▸ Task:
Render every entry verbatim.

━━━ Available data ━━━

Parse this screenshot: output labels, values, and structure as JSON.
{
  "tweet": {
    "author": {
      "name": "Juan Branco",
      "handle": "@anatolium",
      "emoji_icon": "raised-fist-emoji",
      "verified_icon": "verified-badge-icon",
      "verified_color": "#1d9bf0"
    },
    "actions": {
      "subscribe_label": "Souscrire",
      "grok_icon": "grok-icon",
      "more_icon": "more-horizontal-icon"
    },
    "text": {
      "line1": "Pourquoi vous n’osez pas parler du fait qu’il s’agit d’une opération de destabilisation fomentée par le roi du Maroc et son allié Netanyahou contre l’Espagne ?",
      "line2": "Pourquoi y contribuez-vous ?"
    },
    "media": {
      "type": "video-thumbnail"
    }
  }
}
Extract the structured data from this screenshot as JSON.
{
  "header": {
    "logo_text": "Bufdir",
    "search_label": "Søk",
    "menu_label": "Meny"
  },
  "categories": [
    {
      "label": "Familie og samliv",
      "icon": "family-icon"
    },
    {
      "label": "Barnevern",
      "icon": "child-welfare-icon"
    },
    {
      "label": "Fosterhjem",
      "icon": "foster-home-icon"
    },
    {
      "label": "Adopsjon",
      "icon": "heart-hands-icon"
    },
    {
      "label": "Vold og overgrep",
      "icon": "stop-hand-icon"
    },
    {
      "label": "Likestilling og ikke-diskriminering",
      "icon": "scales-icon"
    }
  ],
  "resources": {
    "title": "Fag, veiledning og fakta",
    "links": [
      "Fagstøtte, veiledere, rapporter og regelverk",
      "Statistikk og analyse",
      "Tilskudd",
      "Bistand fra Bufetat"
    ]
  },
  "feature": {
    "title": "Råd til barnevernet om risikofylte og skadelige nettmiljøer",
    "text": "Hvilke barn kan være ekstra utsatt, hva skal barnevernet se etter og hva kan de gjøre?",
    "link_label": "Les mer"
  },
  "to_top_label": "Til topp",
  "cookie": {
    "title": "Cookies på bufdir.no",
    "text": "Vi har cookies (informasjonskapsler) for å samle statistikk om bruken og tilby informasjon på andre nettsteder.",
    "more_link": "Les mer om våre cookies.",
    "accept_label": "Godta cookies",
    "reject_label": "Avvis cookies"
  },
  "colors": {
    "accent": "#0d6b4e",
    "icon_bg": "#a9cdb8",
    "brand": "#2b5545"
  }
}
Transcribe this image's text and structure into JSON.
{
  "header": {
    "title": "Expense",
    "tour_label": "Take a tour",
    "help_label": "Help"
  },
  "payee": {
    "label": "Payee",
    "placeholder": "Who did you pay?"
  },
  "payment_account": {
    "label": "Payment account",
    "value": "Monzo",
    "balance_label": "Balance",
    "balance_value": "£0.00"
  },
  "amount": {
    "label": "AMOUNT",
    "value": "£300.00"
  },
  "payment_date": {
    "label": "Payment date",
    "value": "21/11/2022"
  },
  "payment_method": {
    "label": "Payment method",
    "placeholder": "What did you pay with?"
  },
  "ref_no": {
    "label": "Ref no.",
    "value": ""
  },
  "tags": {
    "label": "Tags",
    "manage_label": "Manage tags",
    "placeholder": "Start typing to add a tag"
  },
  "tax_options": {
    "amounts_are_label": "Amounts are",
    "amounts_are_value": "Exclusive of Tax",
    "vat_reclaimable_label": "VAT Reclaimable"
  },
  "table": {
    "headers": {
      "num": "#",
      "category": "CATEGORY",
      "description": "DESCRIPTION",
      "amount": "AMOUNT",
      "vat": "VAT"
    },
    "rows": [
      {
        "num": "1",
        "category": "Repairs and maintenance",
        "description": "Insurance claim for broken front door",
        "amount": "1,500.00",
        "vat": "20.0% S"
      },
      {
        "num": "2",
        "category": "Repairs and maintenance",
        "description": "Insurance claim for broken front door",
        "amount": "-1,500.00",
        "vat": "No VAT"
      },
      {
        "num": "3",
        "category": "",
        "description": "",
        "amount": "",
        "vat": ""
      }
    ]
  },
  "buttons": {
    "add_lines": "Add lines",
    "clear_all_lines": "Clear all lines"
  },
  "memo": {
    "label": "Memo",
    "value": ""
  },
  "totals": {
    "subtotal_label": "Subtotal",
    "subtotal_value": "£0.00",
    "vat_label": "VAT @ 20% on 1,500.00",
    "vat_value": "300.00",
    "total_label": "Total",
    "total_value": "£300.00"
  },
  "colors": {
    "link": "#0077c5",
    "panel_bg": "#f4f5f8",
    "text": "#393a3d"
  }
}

━━━

▸ Finished exercise:
Parse this screenshot: output labels, values, and structure as JSON.
{
  "tweet": {
    "author": {
      "name": "Juan Branco",
      "handle": "@anatolium",
      "emoji_icon": "raised-fist-emoji",
      "verified_icon": "verified-badge-icon",
      "verified_color": "#1d9bf0"
    },
    "actions": {
      "subscribe_label": "Souscrire",
      "grok_icon": "grok-icon",
      "more_icon": "more-horizontal-icon"
    },
    "text": {
      "line1": "Pourquoi vous n’osez pas parler du fait qu’il s’agit d’une opération de destabilisation fomentée par le roi du Maroc et son allié Netanyahou contre l’Espagne ?",
      "line2": "Pourquoi y contribuez-vous ?"
    },
    "media": {
      "type": "video-thumbnail"
    }
  }
}
Extract the structured data from this screenshot as JSON.
{
  "header": {
    "logo_text": "Bufdir",
    "search_label": "Søk",
    "menu_label": "Meny"
  },
  "categories": [
    {
      "label": "Familie og samliv",
      "icon": "family-icon"
    },
    {
      "label": "Barnevern",
      "icon": "child-welfare-icon"
    },
    {
      "label": "Fosterhjem",
      "icon": "foster-home-icon"
    },
    {
      "label": "Adopsjon",
      "icon": "heart-hands-icon"
    },
    {
      "label": "Vold og overgrep",
      "icon": "stop-hand-icon"
    },
    {
      "label": "Likestilling og ikke-diskriminering",
      "icon": "scales-icon"
    }
  ],
  "resources": {
    "title": "Fag, veiledning og fakta",
    "links": [
      "Fagstøtte, veiledere, rapporter og regelverk",
      "Statistikk og analyse",
      "Tilskudd",
      "Bistand fra Bufetat"
    ]
  },
  "feature": {
    "title": "Råd til barnevernet om risikofylte og skadelige nettmiljøer",
    "text": "Hvilke barn kan være ekstra utsatt, hva skal barnevernet se etter og hva kan de gjøre?",
    "link_label": "Les mer"
  },
  "to_top_label": "Til topp",
  "cookie": {
    "title": "Cookies på bufdir.no",
    "text": "Vi har cookies (informasjonskapsler) for å samle statistikk om bruken og tilby informasjon på andre nettsteder.",
    "more_link": "Les mer om våre cookies.",
    "accept_label": "Godta cookies",
    "reject_label": "Avvis cookies"
  },
  "colors": {
    "accent": "#0d6b4e",
    "icon_bg": "#a9cdb8",
    "brand": "#2b5545"
  }
}
Transcribe this image's text and structure into JSON.
{
  "header": {
    "title": "Expense",
    "tour_label": "Take a tour",
    "help_label": "Help"
  },
  "payee": {
    "label": "Payee",
    "placeholder": "Who did you pay?"
  },
  "payment_account": {
    "label": "Payment account",
    "value": "Monzo",
    "balance_label": "Balance",
    "balance_value": "£0.00"
  },
  "amount": {
    "label": "AMOUNT",
    "value": "£300.00"
  },
  "payment_date": {
    "label": "Payment date",
    "value": "21/11/2022"
  },
  "payment_method": {
    "label": "Payment method",
    "placeholder": "What did you pay with?"
  },
  "ref_no": {
    "label": "Ref no.",
    "value": ""
  },
  "tags": {
    "label": "Tags",
    "manage_label": "Manage tags",
    "placeholder": "Start typing to add a tag"
  },
  "tax_options": {
    "amounts_are_label": "Amounts are",
    "amounts_are_value": "Exclusive of Tax",
    "vat_reclaimable_label": "VAT Reclaimable"
  },
  "table": {
    "headers": {
      "num": "#",
      "category": "CATEGORY",
      "description": "DESCRIPTION",
      "amount": "AMOUNT",
      "vat": "VAT"
    },
    "rows": [
      {
        "num": "1",
        "category": "Repairs and maintenance",
        "description": "Insurance claim for broken front door",
        "amount": "1,500.00",
        "vat": "20.0% S"
      },
      {
        "num": "2",
        "category": "Repairs and maintenance",
        "description": "Insurance claim for broken front door",
        "amount": "-1,500.00",
        "vat": "No VAT"
      },
      {
        "num": "3",
        "category": "",
        "description": "",
        "amount": "",
        "vat": ""
      }
    ]
  },
  "buttons": {
    "add_lines": "Add lines",
    "clear_all_lines": "Clear all lines"
  },
  "memo": {
    "label": "Memo",
    "value": ""
  },
  "totals": {
    "subtotal_label": "Subtotal",
    "subtotal_value": "£0.00",
    "vat_label": "VAT @ 20% on 1,500.00",
    "vat_value": "300.00",
    "total_label": "Total",
    "total_value": "£300.00"
  },
  "colors": {
    "link": "#0077c5",
    "panel_bg": "#f4f5f8",
    "text": "#393a3d"
  }
}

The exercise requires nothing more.